> Your instructions
From the line with "Enumerate this screenshot's" through the final line, transcribe the material below character for character; include no other lines.

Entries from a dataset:
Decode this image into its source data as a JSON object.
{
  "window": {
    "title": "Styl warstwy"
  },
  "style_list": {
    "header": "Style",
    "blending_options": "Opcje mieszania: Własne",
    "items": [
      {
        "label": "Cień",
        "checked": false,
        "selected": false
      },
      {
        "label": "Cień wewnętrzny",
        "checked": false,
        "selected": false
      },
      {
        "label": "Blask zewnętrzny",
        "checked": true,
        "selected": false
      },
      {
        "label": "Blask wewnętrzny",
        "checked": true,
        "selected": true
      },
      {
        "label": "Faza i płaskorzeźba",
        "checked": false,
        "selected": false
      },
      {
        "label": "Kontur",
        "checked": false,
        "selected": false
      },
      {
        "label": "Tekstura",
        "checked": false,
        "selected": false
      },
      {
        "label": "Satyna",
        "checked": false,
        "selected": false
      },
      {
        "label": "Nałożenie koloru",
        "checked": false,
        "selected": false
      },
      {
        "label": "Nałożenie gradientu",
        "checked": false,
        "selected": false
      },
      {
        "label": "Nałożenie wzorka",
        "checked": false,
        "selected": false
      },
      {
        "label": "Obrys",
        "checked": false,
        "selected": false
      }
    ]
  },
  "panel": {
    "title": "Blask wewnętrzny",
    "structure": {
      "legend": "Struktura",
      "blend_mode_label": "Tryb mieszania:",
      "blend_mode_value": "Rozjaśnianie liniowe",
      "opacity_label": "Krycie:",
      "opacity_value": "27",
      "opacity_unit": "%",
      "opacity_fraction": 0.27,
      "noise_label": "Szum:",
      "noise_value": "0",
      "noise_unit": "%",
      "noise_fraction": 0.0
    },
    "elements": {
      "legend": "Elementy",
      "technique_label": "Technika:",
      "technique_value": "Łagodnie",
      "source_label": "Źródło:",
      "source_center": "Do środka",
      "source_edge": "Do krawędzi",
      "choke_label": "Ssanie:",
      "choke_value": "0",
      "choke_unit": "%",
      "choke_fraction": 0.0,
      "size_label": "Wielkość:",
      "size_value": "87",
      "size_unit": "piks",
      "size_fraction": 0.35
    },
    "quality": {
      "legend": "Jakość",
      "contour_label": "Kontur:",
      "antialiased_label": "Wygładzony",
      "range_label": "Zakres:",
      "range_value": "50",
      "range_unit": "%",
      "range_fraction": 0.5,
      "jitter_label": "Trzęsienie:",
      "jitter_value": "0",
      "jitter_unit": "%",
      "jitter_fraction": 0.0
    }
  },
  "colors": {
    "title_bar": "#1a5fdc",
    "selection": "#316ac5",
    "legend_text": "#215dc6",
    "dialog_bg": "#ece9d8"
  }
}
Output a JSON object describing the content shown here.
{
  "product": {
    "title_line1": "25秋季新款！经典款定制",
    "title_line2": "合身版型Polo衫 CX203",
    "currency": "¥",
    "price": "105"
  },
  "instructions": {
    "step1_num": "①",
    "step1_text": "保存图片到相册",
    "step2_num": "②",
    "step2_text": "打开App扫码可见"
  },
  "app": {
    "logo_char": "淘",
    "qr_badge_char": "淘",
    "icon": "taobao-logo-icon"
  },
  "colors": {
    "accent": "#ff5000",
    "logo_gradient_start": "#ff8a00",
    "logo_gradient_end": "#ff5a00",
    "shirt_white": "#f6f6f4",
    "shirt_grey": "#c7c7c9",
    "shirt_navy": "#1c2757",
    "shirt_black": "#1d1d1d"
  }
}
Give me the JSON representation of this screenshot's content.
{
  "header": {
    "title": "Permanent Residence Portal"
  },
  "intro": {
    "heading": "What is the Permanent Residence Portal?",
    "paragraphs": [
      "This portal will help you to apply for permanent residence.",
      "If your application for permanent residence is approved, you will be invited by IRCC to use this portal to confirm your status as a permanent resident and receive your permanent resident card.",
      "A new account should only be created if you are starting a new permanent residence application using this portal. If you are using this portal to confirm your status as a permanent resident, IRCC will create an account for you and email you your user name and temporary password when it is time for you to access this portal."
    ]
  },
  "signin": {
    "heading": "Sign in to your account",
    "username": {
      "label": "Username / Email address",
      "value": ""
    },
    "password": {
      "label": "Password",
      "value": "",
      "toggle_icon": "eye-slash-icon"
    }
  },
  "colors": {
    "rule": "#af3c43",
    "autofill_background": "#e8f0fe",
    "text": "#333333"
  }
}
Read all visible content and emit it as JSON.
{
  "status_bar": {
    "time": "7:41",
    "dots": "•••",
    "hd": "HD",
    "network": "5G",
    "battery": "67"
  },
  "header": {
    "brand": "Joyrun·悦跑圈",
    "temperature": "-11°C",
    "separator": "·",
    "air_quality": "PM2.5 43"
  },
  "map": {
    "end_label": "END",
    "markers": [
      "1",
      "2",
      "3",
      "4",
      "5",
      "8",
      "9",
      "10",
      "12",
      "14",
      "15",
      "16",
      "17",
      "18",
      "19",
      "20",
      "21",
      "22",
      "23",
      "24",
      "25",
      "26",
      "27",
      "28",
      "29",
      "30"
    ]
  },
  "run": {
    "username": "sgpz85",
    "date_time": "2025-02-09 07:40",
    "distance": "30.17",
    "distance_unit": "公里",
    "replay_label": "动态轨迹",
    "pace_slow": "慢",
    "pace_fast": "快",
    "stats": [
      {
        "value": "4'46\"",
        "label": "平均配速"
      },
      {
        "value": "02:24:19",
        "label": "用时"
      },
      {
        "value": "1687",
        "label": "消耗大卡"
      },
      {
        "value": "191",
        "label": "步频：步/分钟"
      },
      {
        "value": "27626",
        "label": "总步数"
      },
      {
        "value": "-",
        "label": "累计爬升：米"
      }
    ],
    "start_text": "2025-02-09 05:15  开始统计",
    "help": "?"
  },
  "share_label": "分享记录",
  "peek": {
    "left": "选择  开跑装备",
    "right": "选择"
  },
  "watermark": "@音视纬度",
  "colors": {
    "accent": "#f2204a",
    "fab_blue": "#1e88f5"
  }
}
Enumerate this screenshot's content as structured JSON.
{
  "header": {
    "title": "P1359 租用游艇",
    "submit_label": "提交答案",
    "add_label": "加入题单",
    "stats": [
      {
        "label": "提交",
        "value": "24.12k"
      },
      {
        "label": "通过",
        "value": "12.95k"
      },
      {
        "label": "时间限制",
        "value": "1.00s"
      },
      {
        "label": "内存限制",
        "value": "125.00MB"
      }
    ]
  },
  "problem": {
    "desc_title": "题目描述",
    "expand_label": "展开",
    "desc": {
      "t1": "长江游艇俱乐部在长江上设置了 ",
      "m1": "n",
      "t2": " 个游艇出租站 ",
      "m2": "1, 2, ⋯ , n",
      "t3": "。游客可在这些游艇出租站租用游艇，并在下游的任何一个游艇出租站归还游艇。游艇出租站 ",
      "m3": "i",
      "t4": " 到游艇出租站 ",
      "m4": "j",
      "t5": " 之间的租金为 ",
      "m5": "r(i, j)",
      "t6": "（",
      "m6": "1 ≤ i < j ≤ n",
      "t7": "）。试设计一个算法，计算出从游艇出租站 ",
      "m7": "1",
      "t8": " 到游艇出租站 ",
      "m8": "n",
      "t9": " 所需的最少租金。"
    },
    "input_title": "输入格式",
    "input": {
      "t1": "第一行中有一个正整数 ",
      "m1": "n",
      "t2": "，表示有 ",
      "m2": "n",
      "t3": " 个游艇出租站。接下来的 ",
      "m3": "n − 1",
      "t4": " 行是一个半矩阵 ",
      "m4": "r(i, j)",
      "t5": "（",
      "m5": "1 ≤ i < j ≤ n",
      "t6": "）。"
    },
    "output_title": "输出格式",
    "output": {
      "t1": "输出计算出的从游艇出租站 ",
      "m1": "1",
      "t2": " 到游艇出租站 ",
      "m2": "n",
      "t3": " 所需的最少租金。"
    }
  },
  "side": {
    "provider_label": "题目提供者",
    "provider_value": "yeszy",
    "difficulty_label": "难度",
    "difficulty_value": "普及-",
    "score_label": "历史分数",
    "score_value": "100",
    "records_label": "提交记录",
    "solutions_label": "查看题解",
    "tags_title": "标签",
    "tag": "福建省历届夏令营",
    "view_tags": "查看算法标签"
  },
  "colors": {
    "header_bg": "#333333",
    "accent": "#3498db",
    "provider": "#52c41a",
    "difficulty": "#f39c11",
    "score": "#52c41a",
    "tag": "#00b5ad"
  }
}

> Reply to the task
Enumerate this screenshot's content as structured JSON.
{
  "header": {
    "title": "P1359 租用游艇",
    "submit_label": "提交答案",
    "add_label": "加入题单",
    "stats": [
      {
        "label": "提交",
        "value": "24.12k"
      },
      {
        "label": "通过",
        "value": "12.95k"
      },
      {
        "label": "时间限制",
        "value": "1.00s"
      },
      {
        "label": "内存限制",
        "value": "125.00MB"
      }
    ]
  },
  "problem": {
    "desc_title": "题目描述",
    "expand_label": "展开",
    "desc": {
      "t1": "长江游艇俱乐部在长江上设置了 ",
      "m1": "n",
      "t2": " 个游艇出租站 ",
      "m2": "1, 2, ⋯ , n",
      "t3": "。游客可在这些游艇出租站租用游艇，并在下游的任何一个游艇出租站归还游艇。游艇出租站 ",
      "m3": "i",
      "t4": " 到游艇出租站 ",
      "m4": "j",
      "t5": " 之间的租金为 ",
      "m5": "r(i, j)",
      "t6": "（",
      "m6": "1 ≤ i < j ≤ n",
      "t7": "）。试设计一个算法，计算出从游艇出租站 ",
      "m7": "1",
      "t8": " 到游艇出租站 ",
      "m8": "n",
      "t9": " 所需的最少租金。"
    },
    "input_title": "输入格式",
    "input": {
      "t1": "第一行中有一个正整数 ",
      "m1": "n",
      "t2": "，表示有 ",
      "m2": "n",
      "t3": " 个游艇出租站。接下来的 ",
      "m3": "n − 1",
      "t4": " 行是一个半矩阵 ",
      "m4": "r(i, j)",
      "t5": "（",
      "m5": "1 ≤ i < j ≤ n",
      "t6": "）。"
    },
    "output_title": "输出格式",
    "output": {
      "t1": "输出计算出的从游艇出租站 ",
      "m1": "1",
      "t2": " 到游艇出租站 ",
      "m2": "n",
      "t3": " 所需的最少租金。"
    }
  },
  "side": {
    "provider_label": "题目提供者",
    "provider_value": "yeszy",
    "difficulty_label": "难度",
    "difficulty_value": "普及-",
    "score_label": "历史分数",
    "score_value": "100",
    "records_label": "提交记录",
    "solutions_label": "查看题解",
    "tags_title": "标签",
    "tag": "福建省历届夏令营",
    "view_tags": "查看算法标签"
  },
  "colors": {
    "header_bg": "#333333",
    "accent": "#3498db",
    "provider": "#52c41a",
    "difficulty": "#f39c11",
    "score": "#52c41a",
    "tag": "#00b5ad"
  }
}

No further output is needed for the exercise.